## Exercise brief
Write out the material below again, unchanged.

+ + + +

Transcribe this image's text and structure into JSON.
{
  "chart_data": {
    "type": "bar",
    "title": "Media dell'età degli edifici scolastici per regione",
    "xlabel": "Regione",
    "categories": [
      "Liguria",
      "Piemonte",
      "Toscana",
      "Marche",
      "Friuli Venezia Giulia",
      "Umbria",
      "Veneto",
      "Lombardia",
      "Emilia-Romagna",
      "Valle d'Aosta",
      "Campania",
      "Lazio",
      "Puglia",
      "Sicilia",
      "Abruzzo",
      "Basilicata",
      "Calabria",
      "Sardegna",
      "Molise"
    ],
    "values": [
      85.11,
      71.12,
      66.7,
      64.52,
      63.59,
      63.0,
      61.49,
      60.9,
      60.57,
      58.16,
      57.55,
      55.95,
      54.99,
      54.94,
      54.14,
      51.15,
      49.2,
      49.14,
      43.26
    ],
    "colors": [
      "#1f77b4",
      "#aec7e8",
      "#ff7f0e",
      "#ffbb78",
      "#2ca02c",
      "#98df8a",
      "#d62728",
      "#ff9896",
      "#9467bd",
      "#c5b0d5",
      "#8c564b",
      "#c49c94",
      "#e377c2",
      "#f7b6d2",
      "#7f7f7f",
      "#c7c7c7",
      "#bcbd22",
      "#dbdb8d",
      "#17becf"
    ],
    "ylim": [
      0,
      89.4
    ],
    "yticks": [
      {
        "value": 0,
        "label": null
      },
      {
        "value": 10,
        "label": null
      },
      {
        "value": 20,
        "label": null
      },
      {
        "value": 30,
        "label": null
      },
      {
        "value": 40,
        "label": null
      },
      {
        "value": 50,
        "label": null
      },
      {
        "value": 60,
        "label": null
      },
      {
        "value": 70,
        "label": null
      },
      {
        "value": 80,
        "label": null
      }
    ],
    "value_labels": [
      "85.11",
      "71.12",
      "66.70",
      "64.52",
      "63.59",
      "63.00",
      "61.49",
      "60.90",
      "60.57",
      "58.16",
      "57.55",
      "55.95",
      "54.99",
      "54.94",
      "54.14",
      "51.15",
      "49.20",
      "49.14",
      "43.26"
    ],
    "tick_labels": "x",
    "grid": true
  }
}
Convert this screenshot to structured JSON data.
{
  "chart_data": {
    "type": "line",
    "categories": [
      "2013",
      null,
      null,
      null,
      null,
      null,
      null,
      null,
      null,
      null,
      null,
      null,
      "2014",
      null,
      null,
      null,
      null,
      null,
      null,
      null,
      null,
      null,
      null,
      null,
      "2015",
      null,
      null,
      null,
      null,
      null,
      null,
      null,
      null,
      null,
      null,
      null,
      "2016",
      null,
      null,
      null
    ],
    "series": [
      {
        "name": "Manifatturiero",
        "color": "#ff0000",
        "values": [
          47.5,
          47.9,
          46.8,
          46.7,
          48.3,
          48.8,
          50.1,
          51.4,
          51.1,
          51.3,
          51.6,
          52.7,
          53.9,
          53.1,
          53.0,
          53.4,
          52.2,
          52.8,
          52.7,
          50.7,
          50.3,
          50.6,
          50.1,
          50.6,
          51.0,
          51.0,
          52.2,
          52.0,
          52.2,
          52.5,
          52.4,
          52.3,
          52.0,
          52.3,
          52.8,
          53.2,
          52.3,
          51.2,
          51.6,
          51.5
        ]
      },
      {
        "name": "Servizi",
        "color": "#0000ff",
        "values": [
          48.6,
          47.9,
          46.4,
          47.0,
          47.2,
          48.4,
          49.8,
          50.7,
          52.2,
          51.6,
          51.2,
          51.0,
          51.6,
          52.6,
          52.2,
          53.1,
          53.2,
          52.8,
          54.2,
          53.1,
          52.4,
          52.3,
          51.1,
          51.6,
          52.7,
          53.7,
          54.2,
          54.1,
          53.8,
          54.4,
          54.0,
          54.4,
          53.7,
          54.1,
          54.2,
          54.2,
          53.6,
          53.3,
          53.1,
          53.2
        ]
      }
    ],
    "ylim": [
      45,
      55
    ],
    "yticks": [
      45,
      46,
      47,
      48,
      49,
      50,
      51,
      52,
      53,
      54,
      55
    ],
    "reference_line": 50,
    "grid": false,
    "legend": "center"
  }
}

+ + + +

## Solved problem
Transcribe this image's text and structure into JSON.
{
  "chart_data": {
    "type": "bar",
    "title": "Media dell'età degli edifici scolastici per regione",
    "xlabel": "Regione",
    "categories": [
      "Liguria",
      "Piemonte",
      "Toscana",
      "Marche",
      "Friuli Venezia Giulia",
      "Umbria",
      "Veneto",
      "Lombardia",
      "Emilia-Romagna",
      "Valle d'Aosta",
      "Campania",
      "Lazio",
      "Puglia",
      "Sicilia",
      "Abruzzo",
      "Basilicata",
      "Calabria",
      "Sardegna",
      "Molise"
    ],
    "values": [
      85.11,
      71.12,
      66.7,
      64.52,
      63.59,
      63.0,
      61.49,
      60.9,
      60.57,
      58.16,
      57.55,
      55.95,
      54.99,
      54.94,
      54.14,
      51.15,
      49.2,
      49.14,
      43.26
    ],
    "colors": [
      "#1f77b4",
      "#aec7e8",
      "#ff7f0e",
      "#ffbb78",
      "#2ca02c",
      "#98df8a",
      "#d62728",
      "#ff9896",
      "#9467bd",
      "#c5b0d5",
      "#8c564b",
      "#c49c94",
      "#e377c2",
      "#f7b6d2",
      "#7f7f7f",
      "#c7c7c7",
      "#bcbd22",
      "#dbdb8d",
      "#17becf"
    ],
    "ylim": [
      0,
      89.4
    ],
    "yticks": [
      {
        "value": 0,
        "label": null
      },
      {
        "value": 10,
        "label": null
      },
      {
        "value": 20,
        "label": null
      },
      {
        "value": 30,
        "label": null
      },
      {
        "value": 40,
        "label": null
      },
      {
        "value": 50,
        "label": null
      },
      {
        "value": 60,
        "label": null
      },
      {
        "value": 70,
        "label": null
      },
      {
        "value": 80,
        "label": null
      }
    ],
    "value_labels": [
      "85.11",
      "71.12",
      "66.70",
      "64.52",
      "63.59",
      "63.00",
      "61.49",
      "60.90",
      "60.57",
      "58.16",
      "57.55",
      "55.95",
      "54.99",
      "54.94",
      "54.14",
      "51.15",
      "49.20",
      "49.14",
      "43.26"
    ],
    "tick_labels": "x",
    "grid": true
  }
}
Convert this screenshot to structured JSON data.
{
  "chart_data": {
    "type": "line",
    "categories": [
      "2013",
      null,
      null,
      null,
      null,
      null,
      null,
      null,
      null,
      null,
      null,
      null,
      "2014",
      null,
      null,
      null,
      null,
      null,
      null,
      null,
      null,
      null,
      null,
      null,
      "2015",
      null,
      null,
      null,
      null,
      null,
      null,
      null,
      null,
      null,
      null,
      null,
      "2016",
      null,
      null,
      null
    ],
    "series": [
      {
        "name": "Manifatturiero",
        "color": "#ff0000",
        "values": [
          47.5,
          47.9,
          46.8,
          46.7,
          48.3,
          48.8,
          50.1,
          51.4,
          51.1,
          51.3,
          51.6,
          52.7,
          53.9,
          53.1,
          53.0,
          53.4,
          52.2,
          52.8,
          52.7,
          50.7,
          50.3,
          50.6,
          50.1,
          50.6,
          51.0,
          51.0,
          52.2,
          52.0,
          52.2,
          52.5,
          52.4,
          52.3,
          52.0,
          52.3,
          52.8,
          53.2,
          52.3,
          51.2,
          51.6,
          51.5
        ]
      },
      {
        "name": "Servizi",
        "color": "#0000ff",
        "values": [
          48.6,
          47.9,
          46.4,
          47.0,
          47.2,
          48.4,
          49.8,
          50.7,
          52.2,
          51.6,
          51.2,
          51.0,
          51.6,
          52.6,
          52.2,
          53.1,
          53.2,
          52.8,
          54.2,
          53.1,
          52.4,
          52.3,
          51.1,
          51.6,
          52.7,
          53.7,
          54.2,
          54.1,
          53.8,
          54.4,
          54.0,
          54.4,
          53.7,
          54.1,
          54.2,
          54.2,
          53.6,
          53.3,
          53.1,
          53.2
        ]
      }
    ],
    "ylim": [
      45,
      55
    ],
    "yticks": [
      45,
      46,
      47,
      48,
      49,
      50,
      51,
      52,
      53,
      54,
      55
    ],
    "reference_line": 50,
    "grid": false,
    "legend": "center"
  }
}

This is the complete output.